• _Extract provided_
+ + + +

Ben Hagenaars, Phd in the Arts

Today, product designers are confronted with complex global challenges such as resource depletion, global warming, a growing world population, increasing amount of poverty. Many of these systemic design problems can be linked to the way we design, produce and consume products. Most products today are created in a take - make - dispose system (Macarthur, 2013). They are produced by companies using scarce material and energy sources. They are sold to consumers who dispose them once they have served their purpose. This system has been really successful in offering affordable consumer products to many people. However, a lot of consumer products end up in landfills and increasingly pollute the planet (Chapman, 2006). The linear system is based on the assumption that natural resources are abundant. That assumption has been refuted by global reports such as Limits to growth: a global challenge (Club of Rome, 1972) and Our common future (WCED, 1987) issued by the World Commission on Environment and Development. However, the system remains in place and continues to negatively impact our collective environment (Hunt, 2005). Meanwhile, natural resources are declining while birthrates and the demand for affordable products are rising. It is clear that the limits of the linear system have been reached. A transition towards a sustainable way of designing, producing and using products becomes a matter of survival (Thackara, 2011). In contrast to the linear system, a circular system for designing, producing and using products holds much promise for the future (Macarthur, 2013). A system that acknowledges that resources aren’t infinite. Deploying material and energy flows as effective as possible by repurposing, restoring, reusing, recycling and sharing resources.

+ + + +

• _Supplied data_
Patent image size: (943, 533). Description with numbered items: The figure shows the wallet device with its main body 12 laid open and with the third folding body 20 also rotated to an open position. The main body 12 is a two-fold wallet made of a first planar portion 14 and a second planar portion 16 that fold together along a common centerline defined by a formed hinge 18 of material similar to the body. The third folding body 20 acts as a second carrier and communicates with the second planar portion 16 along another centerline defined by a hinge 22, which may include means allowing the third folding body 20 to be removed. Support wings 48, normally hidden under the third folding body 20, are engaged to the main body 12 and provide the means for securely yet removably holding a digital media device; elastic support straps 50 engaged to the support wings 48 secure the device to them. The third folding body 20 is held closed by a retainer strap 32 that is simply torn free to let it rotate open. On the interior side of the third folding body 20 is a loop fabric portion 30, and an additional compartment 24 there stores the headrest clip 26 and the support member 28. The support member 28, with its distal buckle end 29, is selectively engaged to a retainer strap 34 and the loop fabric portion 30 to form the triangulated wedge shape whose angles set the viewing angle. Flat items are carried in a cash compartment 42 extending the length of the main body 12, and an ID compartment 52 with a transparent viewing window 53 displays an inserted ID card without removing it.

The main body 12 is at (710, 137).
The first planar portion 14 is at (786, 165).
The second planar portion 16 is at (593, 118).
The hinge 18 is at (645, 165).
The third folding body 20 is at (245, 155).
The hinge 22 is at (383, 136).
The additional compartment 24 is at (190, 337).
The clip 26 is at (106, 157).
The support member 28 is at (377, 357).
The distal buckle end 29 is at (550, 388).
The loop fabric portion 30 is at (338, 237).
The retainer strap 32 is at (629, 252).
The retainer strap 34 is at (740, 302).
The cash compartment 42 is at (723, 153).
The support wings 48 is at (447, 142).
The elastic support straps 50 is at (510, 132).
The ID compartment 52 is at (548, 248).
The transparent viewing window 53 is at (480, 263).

+ + + +

• _What you have to do_
Extend the passage on moving from a linear to a circular system of product design, beginning after its last sentence.

• _Exercise output_
Following the Cradle-to-Cradle (Braungart and Mcdonough, 2002) principle where products are designed for disassembly so their parts and raw materials can be reused in infinite loops. A system where companies own the products and provide services for people to use those products, motivating companies to develop their products as efficiently as possible. Although the principle of a circular system is clear and holds much promise for the future, the transition towards it, is a complex societal challenge. It requires nothing less than a reorientation of our collective values on which the linear system was based. Whal and Baxter (2008) stress that; “The transition towards sustainability is about co-creating a human civilization that flourishes within the ecological limits of the planetary life support system.”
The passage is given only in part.